State the number of lines that contain "Подпункт", with no other text.

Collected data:
· · ·

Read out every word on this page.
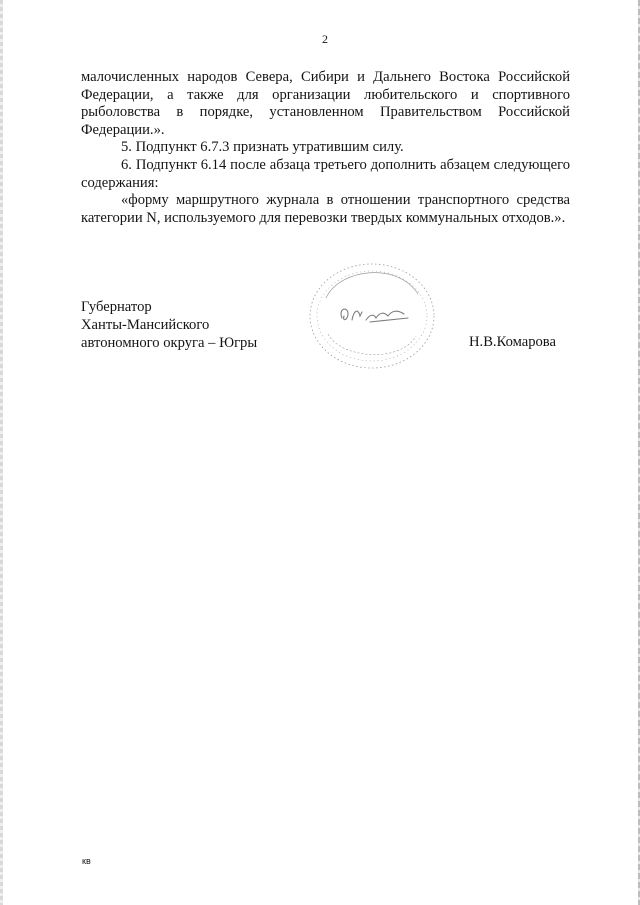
2

малочисленных народов Севера, Сибири и Дальнего Востока Российской Федерации, а также для организации любительского и спортивного рыболовства в порядке, установленном Правительством Российской Федерации.».

5. Подпункт 6.7.3 признать утратившим силу.

6. Подпункт 6.14 после абзаца третьего дополнить абзацем следующего содержания:

«форму маршрутного журнала в отношении транспортного средства категории N, используемого для перевозки твердых коммунальных отходов.».

Губернатор
Ханты-Мансийского
автономного округа – Югры	Н.В.Комарова
кв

· · ·

ANSWER IN FULL: 2